Start of Data to use

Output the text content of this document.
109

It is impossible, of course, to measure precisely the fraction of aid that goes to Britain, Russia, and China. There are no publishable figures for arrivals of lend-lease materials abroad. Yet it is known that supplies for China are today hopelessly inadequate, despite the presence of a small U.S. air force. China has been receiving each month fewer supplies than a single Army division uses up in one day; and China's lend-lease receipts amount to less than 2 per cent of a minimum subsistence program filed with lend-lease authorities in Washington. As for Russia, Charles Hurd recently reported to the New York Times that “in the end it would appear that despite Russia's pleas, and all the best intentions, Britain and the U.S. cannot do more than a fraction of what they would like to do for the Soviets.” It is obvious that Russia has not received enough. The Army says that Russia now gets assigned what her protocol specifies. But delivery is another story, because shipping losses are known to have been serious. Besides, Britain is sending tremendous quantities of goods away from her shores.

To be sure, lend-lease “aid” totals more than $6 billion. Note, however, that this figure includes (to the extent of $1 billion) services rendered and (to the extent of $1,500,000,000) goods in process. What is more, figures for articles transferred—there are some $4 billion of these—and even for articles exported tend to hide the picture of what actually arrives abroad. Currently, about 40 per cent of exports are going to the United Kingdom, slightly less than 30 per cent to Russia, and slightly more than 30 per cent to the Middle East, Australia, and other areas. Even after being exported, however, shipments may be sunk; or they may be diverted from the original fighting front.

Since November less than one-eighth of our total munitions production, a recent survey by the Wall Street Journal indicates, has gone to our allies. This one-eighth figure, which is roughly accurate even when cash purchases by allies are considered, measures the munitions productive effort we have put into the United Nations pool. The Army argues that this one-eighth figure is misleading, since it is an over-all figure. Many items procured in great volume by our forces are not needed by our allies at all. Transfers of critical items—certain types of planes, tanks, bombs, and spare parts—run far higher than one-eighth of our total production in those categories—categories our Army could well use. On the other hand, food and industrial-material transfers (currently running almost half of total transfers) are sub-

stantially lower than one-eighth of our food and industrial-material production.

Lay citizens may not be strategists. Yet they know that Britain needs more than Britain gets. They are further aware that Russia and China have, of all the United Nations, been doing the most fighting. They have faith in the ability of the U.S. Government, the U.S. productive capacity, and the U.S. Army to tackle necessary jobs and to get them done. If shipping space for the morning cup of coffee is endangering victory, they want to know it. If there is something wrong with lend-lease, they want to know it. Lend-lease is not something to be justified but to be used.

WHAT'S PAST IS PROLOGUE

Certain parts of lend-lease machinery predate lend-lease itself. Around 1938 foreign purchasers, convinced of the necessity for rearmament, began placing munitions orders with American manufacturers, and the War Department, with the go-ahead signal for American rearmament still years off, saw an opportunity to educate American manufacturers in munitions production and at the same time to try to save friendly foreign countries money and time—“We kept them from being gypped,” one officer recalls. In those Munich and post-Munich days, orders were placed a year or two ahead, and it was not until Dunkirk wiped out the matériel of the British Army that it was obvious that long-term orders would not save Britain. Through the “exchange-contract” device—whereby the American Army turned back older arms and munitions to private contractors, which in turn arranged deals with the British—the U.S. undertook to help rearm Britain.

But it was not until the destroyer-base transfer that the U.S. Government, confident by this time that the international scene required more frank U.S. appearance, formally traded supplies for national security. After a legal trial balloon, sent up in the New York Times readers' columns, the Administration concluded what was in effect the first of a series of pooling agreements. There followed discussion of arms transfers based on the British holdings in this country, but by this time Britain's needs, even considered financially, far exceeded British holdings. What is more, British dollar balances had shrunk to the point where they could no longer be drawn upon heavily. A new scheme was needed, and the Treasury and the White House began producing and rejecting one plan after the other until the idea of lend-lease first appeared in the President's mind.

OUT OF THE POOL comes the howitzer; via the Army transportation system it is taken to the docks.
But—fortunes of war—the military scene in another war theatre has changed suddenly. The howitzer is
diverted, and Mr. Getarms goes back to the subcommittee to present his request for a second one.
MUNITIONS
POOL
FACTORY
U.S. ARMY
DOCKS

End of Data to use

## [Problem requirements]
Return from the data every line that holds "diverted".

## [Answer to this task]
To be sure, lend-lease “aid” totals more than $6 billion. Note, however, that this figure includes (to the extent of $1 billion) services rendered and (to the extent of $1,500,000,000) goods in process. What is more, figures for articles transferred—there are some $4 billion of these—and even for articles exported tend to hide the picture of what actually arrives abroad. Currently, about 40 per cent of exports are going to the United Kingdom, slightly less than 30 per cent to Russia, and slightly more than 30 per cent to the Middle East, Australia, and other areas. Even after being exported, however, shipments may be sunk; or they may be diverted from the original fighting front.
diverted, and Mr. Getarms goes back to the subcommittee to present his request for a second one.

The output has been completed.